WHAT IS ASKED: Scan the material below for the string "Starter", and copy every line where it shows up.
═══
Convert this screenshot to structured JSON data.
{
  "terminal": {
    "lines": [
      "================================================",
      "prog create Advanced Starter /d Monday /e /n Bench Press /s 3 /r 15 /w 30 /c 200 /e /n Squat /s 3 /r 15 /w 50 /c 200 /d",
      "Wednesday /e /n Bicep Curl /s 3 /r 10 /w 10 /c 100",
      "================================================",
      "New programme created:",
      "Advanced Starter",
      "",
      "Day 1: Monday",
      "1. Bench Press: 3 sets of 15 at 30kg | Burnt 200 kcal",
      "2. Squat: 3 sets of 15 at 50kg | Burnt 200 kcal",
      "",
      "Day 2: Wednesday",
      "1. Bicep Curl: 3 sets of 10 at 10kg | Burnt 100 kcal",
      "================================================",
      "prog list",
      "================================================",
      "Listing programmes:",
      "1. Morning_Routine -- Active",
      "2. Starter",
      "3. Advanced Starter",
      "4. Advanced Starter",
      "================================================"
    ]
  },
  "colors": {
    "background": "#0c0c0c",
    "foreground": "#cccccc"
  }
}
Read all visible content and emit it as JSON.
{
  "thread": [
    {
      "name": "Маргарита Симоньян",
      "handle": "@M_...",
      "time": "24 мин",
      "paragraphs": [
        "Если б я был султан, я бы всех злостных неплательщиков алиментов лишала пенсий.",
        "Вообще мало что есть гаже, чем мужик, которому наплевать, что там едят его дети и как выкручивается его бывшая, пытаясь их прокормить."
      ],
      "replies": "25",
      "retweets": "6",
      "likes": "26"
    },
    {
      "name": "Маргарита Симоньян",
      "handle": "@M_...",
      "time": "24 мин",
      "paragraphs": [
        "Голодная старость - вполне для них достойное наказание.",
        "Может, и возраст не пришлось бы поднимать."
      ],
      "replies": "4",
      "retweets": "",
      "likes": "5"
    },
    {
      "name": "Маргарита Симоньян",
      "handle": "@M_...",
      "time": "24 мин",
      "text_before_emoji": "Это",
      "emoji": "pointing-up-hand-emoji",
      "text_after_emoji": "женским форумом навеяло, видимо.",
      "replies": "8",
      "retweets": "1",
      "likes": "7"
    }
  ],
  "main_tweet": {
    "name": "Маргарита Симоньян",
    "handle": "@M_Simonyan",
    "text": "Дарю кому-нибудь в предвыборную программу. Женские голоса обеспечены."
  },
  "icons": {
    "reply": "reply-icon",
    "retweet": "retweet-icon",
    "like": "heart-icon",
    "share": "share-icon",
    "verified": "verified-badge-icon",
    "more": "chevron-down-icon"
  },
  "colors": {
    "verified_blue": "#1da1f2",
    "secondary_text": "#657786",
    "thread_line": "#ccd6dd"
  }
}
═══
ANSWER TO THIS EXERCISE:
      "prog create Advanced Starter /d Monday /e /n Bench Press /s 3 /r 15 /w 30 /c 200 /e /n Squat /s 3 /r 15 /w 50 /c 200 /d",
      "Advanced Starter",
      "2. Starter",
      "3. Advanced Starter",
      "4. Advanced Starter",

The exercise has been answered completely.